* **Short problem**
Return all lines in the material below that contain "JSON".

* **Supplied data**
_ _ _ _ _

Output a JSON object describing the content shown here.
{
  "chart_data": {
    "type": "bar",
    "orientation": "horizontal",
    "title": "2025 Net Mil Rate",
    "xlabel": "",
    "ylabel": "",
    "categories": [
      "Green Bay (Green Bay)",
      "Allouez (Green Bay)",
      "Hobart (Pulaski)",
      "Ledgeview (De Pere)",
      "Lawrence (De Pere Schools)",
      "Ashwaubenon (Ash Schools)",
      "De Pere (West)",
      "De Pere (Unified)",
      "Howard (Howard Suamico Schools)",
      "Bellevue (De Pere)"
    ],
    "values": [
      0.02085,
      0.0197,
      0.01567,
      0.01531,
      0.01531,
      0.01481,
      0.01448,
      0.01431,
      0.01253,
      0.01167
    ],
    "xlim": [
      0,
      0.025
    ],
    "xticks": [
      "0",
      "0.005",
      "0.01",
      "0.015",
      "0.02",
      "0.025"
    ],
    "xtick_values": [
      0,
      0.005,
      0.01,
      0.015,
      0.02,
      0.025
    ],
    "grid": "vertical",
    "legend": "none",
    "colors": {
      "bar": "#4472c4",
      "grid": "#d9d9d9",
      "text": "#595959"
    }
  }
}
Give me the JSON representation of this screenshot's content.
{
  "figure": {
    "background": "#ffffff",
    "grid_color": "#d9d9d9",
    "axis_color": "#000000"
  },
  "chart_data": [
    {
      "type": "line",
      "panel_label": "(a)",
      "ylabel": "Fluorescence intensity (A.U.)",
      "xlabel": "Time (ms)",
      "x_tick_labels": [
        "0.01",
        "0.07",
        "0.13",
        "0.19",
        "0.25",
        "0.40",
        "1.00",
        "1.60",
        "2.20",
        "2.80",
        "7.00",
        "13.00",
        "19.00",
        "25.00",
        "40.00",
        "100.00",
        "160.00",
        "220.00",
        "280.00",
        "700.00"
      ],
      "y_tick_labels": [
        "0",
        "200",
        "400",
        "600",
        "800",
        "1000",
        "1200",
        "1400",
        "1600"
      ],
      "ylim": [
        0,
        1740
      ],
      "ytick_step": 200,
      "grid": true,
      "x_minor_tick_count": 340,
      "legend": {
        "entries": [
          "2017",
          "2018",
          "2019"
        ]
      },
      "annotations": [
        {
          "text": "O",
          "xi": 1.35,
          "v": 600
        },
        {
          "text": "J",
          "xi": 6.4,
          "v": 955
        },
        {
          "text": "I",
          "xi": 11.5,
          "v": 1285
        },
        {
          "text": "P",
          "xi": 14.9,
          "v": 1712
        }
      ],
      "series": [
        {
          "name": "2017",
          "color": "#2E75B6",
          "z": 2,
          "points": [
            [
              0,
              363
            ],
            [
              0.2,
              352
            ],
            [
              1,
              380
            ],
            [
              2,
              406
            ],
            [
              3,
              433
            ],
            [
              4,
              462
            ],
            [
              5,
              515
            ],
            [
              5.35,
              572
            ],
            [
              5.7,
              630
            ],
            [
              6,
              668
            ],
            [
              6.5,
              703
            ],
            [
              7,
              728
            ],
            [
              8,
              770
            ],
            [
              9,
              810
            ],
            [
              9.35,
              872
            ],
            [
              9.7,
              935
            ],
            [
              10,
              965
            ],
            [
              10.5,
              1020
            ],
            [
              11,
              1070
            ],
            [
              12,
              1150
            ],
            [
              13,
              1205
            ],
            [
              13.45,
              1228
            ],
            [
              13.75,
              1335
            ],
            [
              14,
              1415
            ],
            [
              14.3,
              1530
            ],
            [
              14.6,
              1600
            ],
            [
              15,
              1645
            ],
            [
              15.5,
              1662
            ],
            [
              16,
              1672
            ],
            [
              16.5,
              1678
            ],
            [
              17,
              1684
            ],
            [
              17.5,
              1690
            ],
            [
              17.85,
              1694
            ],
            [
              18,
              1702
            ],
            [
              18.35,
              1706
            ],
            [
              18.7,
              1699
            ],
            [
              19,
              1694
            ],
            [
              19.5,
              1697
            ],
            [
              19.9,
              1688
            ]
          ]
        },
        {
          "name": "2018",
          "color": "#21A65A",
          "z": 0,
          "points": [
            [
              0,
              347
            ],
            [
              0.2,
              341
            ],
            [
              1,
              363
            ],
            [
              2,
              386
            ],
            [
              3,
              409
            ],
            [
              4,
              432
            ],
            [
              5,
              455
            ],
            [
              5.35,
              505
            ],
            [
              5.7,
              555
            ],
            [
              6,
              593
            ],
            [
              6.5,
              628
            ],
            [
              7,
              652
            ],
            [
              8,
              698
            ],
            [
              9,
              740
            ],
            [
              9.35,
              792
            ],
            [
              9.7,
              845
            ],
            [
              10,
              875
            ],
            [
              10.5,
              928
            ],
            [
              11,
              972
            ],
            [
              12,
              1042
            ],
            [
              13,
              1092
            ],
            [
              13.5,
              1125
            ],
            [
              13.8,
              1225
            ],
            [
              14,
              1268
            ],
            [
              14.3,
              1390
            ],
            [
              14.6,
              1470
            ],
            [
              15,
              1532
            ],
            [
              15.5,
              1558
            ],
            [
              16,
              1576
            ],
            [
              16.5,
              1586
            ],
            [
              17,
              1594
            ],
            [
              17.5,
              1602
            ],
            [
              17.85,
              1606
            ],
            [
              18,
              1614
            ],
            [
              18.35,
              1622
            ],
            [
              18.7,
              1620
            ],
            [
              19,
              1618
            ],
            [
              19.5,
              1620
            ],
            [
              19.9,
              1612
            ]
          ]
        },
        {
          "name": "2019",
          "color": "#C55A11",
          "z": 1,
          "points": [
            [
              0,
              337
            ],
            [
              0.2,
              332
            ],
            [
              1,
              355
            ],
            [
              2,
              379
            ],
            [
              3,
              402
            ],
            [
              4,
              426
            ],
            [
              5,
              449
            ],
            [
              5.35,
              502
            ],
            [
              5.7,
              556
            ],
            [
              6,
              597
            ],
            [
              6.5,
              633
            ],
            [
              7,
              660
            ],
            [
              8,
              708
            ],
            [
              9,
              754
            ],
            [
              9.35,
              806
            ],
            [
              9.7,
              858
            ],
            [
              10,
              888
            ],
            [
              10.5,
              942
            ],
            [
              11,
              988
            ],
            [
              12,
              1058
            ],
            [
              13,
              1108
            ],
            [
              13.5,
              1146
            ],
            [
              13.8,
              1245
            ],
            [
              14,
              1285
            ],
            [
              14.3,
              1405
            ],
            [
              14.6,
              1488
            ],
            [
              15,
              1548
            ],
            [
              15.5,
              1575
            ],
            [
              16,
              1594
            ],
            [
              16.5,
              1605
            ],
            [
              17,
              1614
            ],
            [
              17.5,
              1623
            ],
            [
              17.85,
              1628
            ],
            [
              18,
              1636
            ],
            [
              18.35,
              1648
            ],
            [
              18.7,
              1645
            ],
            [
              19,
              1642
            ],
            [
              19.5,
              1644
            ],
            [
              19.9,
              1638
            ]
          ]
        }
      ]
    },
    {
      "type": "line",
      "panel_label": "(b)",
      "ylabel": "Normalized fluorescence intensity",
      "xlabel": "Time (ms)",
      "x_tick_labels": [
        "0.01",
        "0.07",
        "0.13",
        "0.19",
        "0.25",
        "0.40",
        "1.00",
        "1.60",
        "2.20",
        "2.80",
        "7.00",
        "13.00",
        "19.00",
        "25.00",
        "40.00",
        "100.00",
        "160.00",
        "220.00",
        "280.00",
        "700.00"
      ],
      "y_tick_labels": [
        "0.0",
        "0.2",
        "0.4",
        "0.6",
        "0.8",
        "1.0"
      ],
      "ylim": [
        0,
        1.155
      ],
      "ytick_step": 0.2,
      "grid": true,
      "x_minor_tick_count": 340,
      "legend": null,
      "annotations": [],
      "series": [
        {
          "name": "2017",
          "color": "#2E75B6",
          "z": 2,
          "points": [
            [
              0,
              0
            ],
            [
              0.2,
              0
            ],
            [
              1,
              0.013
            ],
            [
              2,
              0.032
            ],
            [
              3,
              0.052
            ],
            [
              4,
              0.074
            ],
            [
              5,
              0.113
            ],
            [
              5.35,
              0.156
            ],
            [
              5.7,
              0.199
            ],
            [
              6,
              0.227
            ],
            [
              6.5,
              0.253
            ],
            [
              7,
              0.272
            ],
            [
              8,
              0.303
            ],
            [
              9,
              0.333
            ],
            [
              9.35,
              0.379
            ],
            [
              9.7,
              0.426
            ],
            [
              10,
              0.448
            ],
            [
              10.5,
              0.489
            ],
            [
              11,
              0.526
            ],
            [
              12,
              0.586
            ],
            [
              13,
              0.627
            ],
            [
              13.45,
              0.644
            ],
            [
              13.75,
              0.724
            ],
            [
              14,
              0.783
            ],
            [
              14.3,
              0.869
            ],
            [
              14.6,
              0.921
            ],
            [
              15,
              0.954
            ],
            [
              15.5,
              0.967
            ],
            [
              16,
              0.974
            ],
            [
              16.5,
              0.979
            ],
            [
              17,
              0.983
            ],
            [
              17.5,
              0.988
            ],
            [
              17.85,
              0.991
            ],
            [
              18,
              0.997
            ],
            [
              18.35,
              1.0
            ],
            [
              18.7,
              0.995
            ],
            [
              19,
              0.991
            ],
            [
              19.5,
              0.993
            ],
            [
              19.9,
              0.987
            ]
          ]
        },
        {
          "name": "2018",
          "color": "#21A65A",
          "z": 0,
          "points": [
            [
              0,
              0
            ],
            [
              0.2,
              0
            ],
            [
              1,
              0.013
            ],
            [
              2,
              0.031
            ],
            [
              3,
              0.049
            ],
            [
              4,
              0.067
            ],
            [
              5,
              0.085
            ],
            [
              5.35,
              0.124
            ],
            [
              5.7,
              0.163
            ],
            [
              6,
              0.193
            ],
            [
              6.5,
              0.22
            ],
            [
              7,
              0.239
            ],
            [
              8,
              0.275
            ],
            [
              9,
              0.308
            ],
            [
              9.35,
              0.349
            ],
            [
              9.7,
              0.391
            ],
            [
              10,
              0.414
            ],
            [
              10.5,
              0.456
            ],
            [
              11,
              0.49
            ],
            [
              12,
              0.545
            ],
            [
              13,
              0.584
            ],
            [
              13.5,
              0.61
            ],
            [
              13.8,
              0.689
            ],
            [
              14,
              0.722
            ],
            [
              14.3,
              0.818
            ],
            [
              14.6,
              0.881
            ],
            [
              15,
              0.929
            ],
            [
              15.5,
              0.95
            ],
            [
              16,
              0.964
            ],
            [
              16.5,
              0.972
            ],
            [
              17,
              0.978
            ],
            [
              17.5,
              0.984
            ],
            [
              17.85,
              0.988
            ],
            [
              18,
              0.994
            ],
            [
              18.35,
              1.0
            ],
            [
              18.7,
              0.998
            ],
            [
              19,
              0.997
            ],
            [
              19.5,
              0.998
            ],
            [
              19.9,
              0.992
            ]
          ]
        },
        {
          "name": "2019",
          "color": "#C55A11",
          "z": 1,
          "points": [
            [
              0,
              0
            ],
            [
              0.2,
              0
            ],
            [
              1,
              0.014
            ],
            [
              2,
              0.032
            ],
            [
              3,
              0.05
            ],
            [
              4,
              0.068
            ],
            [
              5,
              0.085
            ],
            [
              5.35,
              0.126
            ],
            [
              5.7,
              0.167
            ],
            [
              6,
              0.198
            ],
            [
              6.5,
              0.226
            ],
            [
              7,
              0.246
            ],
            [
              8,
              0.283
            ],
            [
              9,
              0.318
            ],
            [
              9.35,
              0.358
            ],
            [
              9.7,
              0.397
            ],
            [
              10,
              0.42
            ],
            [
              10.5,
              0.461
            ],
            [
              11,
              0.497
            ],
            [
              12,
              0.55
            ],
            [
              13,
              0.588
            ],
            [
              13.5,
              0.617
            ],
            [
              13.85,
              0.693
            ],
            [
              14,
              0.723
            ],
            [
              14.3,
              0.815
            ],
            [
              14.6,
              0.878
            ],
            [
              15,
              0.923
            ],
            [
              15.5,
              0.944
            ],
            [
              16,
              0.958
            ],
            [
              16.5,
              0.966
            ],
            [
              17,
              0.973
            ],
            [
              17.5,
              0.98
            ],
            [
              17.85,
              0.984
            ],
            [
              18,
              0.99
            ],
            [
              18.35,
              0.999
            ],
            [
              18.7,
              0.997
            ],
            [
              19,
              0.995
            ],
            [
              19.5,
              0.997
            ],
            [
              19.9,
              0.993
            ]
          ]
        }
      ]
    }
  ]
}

_ _ _ _ _

* **Response to this task**
Output a JSON object describing the content shown here.
Give me the JSON representation of this screenshot's content.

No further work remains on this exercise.